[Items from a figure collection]
## BEGIN

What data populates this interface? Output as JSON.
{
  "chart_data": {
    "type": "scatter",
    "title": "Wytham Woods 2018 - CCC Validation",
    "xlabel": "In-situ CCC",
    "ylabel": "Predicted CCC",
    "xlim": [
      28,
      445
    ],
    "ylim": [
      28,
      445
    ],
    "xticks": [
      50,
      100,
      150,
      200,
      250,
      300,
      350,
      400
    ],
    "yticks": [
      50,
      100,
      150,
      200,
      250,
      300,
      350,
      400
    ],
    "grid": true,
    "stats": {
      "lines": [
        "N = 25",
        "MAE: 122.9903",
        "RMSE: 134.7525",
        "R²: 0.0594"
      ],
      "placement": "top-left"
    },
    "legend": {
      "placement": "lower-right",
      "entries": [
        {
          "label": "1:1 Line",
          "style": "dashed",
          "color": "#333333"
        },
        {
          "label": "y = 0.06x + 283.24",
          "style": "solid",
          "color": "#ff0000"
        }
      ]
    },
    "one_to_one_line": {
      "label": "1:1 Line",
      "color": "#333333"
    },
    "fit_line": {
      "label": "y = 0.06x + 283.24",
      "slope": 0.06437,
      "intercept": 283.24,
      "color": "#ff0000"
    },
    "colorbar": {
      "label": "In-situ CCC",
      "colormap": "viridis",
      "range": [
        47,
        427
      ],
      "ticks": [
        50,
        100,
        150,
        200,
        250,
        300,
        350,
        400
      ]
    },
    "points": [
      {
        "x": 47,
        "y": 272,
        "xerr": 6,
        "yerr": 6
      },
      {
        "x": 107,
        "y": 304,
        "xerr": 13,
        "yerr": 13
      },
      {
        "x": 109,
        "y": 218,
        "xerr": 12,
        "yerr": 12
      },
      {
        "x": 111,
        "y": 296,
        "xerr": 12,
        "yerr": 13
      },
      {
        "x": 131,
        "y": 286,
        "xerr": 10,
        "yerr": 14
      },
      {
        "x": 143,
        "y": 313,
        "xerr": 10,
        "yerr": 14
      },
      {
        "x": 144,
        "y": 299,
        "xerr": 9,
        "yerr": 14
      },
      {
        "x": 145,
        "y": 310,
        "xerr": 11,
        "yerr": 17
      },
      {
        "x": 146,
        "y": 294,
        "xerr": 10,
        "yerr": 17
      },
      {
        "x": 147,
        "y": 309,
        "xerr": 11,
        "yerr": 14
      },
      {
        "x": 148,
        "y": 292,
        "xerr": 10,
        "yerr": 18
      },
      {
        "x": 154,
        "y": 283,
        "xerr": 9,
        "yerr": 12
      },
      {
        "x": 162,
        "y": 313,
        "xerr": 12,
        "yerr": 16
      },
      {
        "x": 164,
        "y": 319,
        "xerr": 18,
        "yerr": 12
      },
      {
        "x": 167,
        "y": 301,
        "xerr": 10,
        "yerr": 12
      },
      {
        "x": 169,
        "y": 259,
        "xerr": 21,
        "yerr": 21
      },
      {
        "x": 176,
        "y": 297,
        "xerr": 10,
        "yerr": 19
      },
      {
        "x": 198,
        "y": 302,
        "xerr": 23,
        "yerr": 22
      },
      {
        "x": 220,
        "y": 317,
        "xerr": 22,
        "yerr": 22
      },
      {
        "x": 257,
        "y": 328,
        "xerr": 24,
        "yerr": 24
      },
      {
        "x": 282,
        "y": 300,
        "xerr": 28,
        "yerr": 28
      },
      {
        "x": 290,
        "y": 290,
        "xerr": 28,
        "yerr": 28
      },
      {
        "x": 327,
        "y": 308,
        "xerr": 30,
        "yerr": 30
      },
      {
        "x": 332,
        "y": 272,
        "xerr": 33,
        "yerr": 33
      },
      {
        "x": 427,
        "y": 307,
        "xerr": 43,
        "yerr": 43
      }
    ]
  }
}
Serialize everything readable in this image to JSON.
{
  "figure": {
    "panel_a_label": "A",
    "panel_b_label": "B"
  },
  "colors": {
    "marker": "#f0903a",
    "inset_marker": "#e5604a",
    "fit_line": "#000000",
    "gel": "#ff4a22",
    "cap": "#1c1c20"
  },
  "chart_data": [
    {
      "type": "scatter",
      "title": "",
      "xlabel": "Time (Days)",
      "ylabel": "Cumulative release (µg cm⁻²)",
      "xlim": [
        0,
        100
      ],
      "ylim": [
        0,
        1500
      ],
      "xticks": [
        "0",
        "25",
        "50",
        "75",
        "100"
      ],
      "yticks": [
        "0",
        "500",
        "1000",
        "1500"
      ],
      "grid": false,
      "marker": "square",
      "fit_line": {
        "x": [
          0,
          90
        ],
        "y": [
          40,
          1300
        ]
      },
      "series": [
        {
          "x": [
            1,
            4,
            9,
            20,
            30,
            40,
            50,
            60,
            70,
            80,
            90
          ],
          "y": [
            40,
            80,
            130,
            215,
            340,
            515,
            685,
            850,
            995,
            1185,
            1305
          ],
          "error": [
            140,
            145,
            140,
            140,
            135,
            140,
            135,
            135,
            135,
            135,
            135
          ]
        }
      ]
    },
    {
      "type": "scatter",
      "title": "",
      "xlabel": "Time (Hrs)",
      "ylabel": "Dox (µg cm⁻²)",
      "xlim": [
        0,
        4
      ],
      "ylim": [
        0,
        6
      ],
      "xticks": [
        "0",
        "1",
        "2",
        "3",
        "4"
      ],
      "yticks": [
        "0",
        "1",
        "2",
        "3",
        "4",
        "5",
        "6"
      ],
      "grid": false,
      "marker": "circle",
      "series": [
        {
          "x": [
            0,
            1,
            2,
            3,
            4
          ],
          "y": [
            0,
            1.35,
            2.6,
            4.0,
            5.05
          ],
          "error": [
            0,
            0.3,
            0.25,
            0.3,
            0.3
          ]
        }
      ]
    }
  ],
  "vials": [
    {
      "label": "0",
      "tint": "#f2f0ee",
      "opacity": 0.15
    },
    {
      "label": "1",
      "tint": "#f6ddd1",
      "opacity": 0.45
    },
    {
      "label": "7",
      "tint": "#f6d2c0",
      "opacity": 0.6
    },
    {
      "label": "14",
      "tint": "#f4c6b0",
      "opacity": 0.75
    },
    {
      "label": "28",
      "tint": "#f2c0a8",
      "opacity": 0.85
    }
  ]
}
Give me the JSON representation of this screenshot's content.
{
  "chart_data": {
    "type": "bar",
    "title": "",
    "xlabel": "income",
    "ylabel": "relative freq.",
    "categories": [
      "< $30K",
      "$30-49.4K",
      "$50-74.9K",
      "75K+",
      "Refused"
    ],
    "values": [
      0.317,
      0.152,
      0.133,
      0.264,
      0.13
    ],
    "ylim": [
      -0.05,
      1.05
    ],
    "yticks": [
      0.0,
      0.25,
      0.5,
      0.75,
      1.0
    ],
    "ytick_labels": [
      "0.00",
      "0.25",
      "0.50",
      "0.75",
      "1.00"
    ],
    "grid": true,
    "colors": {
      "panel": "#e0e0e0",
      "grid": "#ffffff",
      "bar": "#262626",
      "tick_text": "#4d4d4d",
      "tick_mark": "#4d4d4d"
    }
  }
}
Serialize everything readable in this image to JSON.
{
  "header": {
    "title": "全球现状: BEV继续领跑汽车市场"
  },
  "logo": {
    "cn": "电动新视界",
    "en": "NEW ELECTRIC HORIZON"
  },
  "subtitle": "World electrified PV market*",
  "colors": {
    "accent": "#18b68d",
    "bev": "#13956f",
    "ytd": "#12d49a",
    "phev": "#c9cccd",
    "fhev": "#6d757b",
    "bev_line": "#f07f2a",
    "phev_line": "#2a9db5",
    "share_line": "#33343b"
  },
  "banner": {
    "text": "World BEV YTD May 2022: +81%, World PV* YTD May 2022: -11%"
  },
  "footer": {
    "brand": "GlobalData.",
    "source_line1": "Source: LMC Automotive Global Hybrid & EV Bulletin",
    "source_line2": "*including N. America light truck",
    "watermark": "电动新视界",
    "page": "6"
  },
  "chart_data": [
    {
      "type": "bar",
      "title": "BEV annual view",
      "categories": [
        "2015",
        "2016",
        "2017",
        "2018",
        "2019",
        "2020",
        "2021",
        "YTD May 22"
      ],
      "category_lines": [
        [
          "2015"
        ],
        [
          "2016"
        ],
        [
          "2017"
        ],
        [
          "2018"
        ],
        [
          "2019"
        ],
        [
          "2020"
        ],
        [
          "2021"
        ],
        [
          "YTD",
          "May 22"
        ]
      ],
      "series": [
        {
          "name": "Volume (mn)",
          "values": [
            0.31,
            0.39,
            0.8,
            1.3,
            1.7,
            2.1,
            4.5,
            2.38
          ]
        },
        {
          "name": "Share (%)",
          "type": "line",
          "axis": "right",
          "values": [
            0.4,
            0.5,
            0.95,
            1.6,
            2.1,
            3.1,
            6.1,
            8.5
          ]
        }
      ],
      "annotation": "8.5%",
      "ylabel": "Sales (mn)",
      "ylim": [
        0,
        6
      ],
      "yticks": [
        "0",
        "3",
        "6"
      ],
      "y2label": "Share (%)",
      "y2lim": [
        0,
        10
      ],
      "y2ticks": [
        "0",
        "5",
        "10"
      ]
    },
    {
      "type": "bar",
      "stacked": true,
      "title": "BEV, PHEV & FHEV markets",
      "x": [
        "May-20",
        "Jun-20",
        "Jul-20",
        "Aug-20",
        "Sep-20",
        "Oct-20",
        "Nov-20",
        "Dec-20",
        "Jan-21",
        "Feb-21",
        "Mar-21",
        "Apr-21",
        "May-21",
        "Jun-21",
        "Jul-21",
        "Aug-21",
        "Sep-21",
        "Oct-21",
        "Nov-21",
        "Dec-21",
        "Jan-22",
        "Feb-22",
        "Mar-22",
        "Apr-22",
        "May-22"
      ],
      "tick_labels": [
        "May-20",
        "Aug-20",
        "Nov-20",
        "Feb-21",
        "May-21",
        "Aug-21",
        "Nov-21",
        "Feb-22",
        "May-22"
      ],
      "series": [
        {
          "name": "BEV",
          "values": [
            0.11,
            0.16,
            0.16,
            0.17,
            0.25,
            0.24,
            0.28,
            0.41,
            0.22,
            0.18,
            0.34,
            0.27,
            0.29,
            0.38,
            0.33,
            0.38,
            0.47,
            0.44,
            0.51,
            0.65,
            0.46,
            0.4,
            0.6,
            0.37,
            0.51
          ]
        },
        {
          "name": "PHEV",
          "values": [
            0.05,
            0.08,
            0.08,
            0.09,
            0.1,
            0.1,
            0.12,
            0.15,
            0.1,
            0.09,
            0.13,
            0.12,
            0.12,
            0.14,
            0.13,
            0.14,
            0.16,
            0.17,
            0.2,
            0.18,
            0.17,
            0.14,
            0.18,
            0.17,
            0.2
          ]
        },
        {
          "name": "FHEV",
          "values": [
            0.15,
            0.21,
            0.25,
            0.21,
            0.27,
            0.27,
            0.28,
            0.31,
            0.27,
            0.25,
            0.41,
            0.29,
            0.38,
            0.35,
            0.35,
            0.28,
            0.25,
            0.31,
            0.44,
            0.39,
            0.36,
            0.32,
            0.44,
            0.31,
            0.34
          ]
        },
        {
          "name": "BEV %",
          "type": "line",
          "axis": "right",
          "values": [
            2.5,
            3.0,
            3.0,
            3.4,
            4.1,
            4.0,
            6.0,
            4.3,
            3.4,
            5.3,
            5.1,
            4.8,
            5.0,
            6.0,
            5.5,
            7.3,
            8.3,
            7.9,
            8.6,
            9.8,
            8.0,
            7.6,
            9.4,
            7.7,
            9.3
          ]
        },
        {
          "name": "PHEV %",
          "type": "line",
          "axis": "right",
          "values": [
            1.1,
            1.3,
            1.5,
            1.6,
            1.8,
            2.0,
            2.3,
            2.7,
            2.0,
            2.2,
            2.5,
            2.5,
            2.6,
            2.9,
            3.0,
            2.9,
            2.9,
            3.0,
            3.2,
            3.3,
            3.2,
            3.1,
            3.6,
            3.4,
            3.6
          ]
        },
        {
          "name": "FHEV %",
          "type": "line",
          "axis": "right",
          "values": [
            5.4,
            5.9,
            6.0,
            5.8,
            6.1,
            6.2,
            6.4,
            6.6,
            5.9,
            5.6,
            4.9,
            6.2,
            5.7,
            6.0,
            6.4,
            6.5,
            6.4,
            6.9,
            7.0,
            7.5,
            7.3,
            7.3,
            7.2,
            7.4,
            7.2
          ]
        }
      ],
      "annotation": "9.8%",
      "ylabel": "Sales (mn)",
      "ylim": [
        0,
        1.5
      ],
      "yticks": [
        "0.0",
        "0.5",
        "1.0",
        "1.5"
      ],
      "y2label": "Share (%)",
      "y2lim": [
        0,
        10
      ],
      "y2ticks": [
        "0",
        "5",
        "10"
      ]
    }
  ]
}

## END

#### WHAT IS BEING ASKED
Count how many lines in the data contain the word "placement", giving the number without comment.

#### RESULT FOR THIS EXERCISE
2